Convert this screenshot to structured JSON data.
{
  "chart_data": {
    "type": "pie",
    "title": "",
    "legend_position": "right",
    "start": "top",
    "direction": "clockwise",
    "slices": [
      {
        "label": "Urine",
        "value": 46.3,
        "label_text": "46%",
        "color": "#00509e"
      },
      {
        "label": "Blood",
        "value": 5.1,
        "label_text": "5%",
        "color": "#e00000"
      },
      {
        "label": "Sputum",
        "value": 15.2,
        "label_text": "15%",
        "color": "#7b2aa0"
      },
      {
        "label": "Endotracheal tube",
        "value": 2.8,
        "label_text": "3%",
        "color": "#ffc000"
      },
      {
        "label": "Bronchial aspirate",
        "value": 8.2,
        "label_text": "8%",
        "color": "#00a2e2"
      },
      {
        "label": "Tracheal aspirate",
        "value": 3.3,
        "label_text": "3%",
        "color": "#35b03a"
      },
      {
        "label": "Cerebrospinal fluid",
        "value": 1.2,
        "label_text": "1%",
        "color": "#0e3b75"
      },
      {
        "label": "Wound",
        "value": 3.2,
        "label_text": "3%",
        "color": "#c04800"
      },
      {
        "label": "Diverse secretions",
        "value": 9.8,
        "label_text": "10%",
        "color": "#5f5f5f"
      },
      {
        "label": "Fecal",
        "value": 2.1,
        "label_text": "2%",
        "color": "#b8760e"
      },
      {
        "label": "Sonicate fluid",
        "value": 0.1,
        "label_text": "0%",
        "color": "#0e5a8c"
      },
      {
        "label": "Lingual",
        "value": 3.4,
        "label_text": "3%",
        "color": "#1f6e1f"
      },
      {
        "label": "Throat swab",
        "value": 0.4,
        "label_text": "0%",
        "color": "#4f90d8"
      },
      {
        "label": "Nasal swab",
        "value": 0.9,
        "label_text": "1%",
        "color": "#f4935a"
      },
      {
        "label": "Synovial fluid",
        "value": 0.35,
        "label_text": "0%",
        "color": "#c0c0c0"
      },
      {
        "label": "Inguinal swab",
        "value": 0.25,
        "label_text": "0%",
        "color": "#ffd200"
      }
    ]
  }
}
------------------------------------------------------------------------
WHAT THE TASK ASKS: Each line of the listing should be copied exactly.

RESULT:
Convert this screenshot to structured JSON data.
{
  "chart_data": {
    "type": "pie",
    "title": "",
    "legend_position": "right",
    "start": "top",
    "direction": "clockwise",
    "slices": [
      {
        "label": "Urine",
        "value": 46.3,
        "label_text": "46%",
        "color": "#00509e"
      },
      {
        "label": "Blood",
        "value": 5.1,
        "label_text": "5%",
        "color": "#e00000"
      },
      {
        "label": "Sputum",
        "value": 15.2,
        "label_text": "15%",
        "color": "#7b2aa0"
      },
      {
        "label": "Endotracheal tube",
        "value": 2.8,
        "label_text": "3%",
        "color": "#ffc000"
      },
      {
        "label": "Bronchial aspirate",
        "value": 8.2,
        "label_text": "8%",
        "color": "#00a2e2"
      },
      {
        "label": "Tracheal aspirate",
        "value": 3.3,
        "label_text": "3%",
        "color": "#35b03a"
      },
      {
        "label": "Cerebrospinal fluid",
        "value": 1.2,
        "label_text": "1%",
        "color": "#0e3b75"
      },
      {
        "label": "Wound",
        "value": 3.2,
        "label_text": "3%",
        "color": "#c04800"
      },
      {
        "label": "Diverse secretions",
        "value": 9.8,
        "label_text": "10%",
        "color": "#5f5f5f"
      },
      {
        "label": "Fecal",
        "value": 2.1,
        "label_text": "2%",
        "color": "#b8760e"
      },
      {
        "label": "Sonicate fluid",
        "value": 0.1,
        "label_text": "0%",
        "color": "#0e5a8c"
      },
      {
        "label": "Lingual",
        "value": 3.4,
        "label_text": "3%",
        "color": "#1f6e1f"
      },
      {
        "label": "Throat swab",
        "value": 0.4,
        "label_text": "0%",
        "color": "#4f90d8"
      },
      {
        "label": "Nasal swab",
        "value": 0.9,
        "label_text": "1%",
        "color": "#f4935a"
      },
      {
        "label": "Synovial fluid",
        "value": 0.35,
        "label_text": "0%",
        "color": "#c0c0c0"
      },
      {
        "label": "Inguinal swab",
        "value": 0.25,
        "label_text": "0%",
        "color": "#ffd200"
      }
    ]
  }
}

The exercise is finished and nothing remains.